= Written task =
Extract every record, keeping each one exactly as it is.

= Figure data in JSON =
────────────────────────────────────────
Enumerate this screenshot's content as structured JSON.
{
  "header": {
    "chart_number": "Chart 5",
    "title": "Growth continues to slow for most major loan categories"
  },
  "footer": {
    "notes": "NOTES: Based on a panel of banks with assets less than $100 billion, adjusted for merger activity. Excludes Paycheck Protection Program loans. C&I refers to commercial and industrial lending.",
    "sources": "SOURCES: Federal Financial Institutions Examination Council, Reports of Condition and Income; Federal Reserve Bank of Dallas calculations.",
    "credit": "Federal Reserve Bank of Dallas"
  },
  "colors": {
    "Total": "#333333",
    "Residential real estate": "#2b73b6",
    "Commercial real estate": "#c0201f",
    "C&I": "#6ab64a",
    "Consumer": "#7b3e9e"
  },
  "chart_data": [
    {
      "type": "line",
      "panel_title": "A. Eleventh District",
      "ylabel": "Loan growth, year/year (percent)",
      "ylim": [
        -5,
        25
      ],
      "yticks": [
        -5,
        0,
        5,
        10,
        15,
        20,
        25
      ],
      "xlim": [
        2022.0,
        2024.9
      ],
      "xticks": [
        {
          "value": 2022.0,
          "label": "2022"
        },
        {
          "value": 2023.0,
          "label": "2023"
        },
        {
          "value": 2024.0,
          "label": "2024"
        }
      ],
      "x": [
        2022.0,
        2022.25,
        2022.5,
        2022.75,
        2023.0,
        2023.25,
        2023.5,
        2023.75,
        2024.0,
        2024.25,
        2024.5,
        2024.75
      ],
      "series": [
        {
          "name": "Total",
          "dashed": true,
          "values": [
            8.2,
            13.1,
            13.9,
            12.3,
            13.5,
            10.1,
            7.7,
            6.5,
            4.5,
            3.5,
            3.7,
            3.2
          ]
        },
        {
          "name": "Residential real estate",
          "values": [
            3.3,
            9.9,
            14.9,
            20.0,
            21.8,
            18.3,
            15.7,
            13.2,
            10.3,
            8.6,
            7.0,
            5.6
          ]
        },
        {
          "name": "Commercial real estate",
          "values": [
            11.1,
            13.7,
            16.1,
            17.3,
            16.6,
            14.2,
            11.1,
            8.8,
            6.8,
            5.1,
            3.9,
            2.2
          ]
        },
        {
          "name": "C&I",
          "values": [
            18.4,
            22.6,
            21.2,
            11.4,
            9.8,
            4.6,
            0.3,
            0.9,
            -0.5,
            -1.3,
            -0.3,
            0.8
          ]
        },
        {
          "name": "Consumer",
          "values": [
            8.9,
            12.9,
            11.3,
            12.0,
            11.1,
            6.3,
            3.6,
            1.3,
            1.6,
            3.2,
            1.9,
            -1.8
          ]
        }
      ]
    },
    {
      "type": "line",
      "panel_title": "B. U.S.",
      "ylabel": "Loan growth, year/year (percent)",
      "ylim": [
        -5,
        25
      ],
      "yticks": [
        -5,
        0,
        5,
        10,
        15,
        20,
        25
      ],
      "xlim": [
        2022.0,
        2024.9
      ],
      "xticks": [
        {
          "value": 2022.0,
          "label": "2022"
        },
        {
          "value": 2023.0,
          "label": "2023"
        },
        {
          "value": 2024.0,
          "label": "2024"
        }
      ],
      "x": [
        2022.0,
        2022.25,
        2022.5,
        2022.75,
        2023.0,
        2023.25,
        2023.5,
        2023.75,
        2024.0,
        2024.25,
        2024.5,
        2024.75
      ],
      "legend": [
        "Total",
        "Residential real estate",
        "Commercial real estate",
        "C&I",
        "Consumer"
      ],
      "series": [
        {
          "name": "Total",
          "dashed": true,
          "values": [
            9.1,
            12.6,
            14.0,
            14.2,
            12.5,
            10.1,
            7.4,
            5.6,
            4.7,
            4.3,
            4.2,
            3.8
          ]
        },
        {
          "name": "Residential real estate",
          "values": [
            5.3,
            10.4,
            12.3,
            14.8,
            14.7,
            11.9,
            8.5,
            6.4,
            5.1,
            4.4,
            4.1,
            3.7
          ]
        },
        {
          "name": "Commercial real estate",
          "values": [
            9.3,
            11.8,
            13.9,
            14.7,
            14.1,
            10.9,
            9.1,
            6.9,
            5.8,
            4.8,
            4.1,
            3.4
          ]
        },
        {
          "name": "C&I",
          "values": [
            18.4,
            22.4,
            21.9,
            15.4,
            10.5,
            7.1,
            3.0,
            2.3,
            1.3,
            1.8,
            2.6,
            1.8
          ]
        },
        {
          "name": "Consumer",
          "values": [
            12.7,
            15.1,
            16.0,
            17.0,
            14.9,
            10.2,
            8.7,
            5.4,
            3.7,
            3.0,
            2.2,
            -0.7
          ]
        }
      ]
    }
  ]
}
────────────────────────────────────────
= Answer below =
Enumerate this screenshot's content as structured JSON.
{
  "header": {
    "chart_number": "Chart 5",
    "title": "Growth continues to slow for most major loan categories"
  },
  "footer": {
    "notes": "NOTES: Based on a panel of banks with assets less than $100 billion, adjusted for merger activity. Excludes Paycheck Protection Program loans. C&I refers to commercial and industrial lending.",
    "sources": "SOURCES: Federal Financial Institutions Examination Council, Reports of Condition and Income; Federal Reserve Bank of Dallas calculations.",
    "credit": "Federal Reserve Bank of Dallas"
  },
  "colors": {
    "Total": "#333333",
    "Residential real estate": "#2b73b6",
    "Commercial real estate": "#c0201f",
    "C&I": "#6ab64a",
    "Consumer": "#7b3e9e"
  },
  "chart_data": [
    {
      "type": "line",
      "panel_title": "A. Eleventh District",
      "ylabel": "Loan growth, year/year (percent)",
      "ylim": [
        -5,
        25
      ],
      "yticks": [
        -5,
        0,
        5,
        10,
        15,
        20,
        25
      ],
      "xlim": [
        2022.0,
        2024.9
      ],
      "xticks": [
        {
          "value": 2022.0,
          "label": "2022"
        },
        {
          "value": 2023.0,
          "label": "2023"
        },
        {
          "value": 2024.0,
          "label": "2024"
        }
      ],
      "x": [
        2022.0,
        2022.25,
        2022.5,
        2022.75,
        2023.0,
        2023.25,
        2023.5,
        2023.75,
        2024.0,
        2024.25,
        2024.5,
        2024.75
      ],
      "series": [
        {
          "name": "Total",
          "dashed": true,
          "values": [
            8.2,
            13.1,
            13.9,
            12.3,
            13.5,
            10.1,
            7.7,
            6.5,
            4.5,
            3.5,
            3.7,
            3.2
          ]
        },
        {
          "name": "Residential real estate",
          "values": [
            3.3,
            9.9,
            14.9,
            20.0,
            21.8,
            18.3,
            15.7,
            13.2,
            10.3,
            8.6,
            7.0,
            5.6
          ]
        },
        {
          "name": "Commercial real estate",
          "values": [
            11.1,
            13.7,
            16.1,
            17.3,
            16.6,
            14.2,
            11.1,
            8.8,
            6.8,
            5.1,
            3.9,
            2.2
          ]
        },
        {
          "name": "C&I",
          "values": [
            18.4,
            22.6,
            21.2,
            11.4,
            9.8,
            4.6,
            0.3,
            0.9,
            -0.5,
            -1.3,
            -0.3,
            0.8
          ]
        },
        {
          "name": "Consumer",
          "values": [
            8.9,
            12.9,
            11.3,
            12.0,
            11.1,
            6.3,
            3.6,
            1.3,
            1.6,
            3.2,
            1.9,
            -1.8
          ]
        }
      ]
    },
    {
      "type": "line",
      "panel_title": "B. U.S.",
      "ylabel": "Loan growth, year/year (percent)",
      "ylim": [
        -5,
        25
      ],
      "yticks": [
        -5,
        0,
        5,
        10,
        15,
        20,
        25
      ],
      "xlim": [
        2022.0,
        2024.9
      ],
      "xticks": [
        {
          "value": 2022.0,
          "label": "2022"
        },
        {
          "value": 2023.0,
          "label": "2023"
        },
        {
          "value": 2024.0,
          "label": "2024"
        }
      ],
      "x": [
        2022.0,
        2022.25,
        2022.5,
        2022.75,
        2023.0,
        2023.25,
        2023.5,
        2023.75,
        2024.0,
        2024.25,
        2024.5,
        2024.75
      ],
      "legend": [
        "Total",
        "Residential real estate",
        "Commercial real estate",
        "C&I",
        "Consumer"
      ],
      "series": [
        {
          "name": "Total",
          "dashed": true,
          "values": [
            9.1,
            12.6,
            14.0,
            14.2,
            12.5,
            10.1,
            7.4,
            5.6,
            4.7,
            4.3,
            4.2,
            3.8
          ]
        },
        {
          "name": "Residential real estate",
          "values": [
            5.3,
            10.4,
            12.3,
            14.8,
            14.7,
            11.9,
            8.5,
            6.4,
            5.1,
            4.4,
            4.1,
            3.7
          ]
        },
        {
          "name": "Commercial real estate",
          "values": [
            9.3,
            11.8,
            13.9,
            14.7,
            14.1,
            10.9,
            9.1,
            6.9,
            5.8,
            4.8,
            4.1,
            3.4
          ]
        },
        {
          "name": "C&I",
          "values": [
            18.4,
            22.4,
            21.9,
            15.4,
            10.5,
            7.1,
            3.0,
            2.3,
            1.3,
            1.8,
            2.6,
            1.8
          ]
        },
        {
          "name": "Consumer",
          "values": [
            12.7,
            15.1,
            16.0,
            17.0,
            14.9,
            10.2,
            8.7,
            5.4,
            3.7,
            3.0,
            2.2,
            -0.7
          ]
        }
      ]
    }
  ]
}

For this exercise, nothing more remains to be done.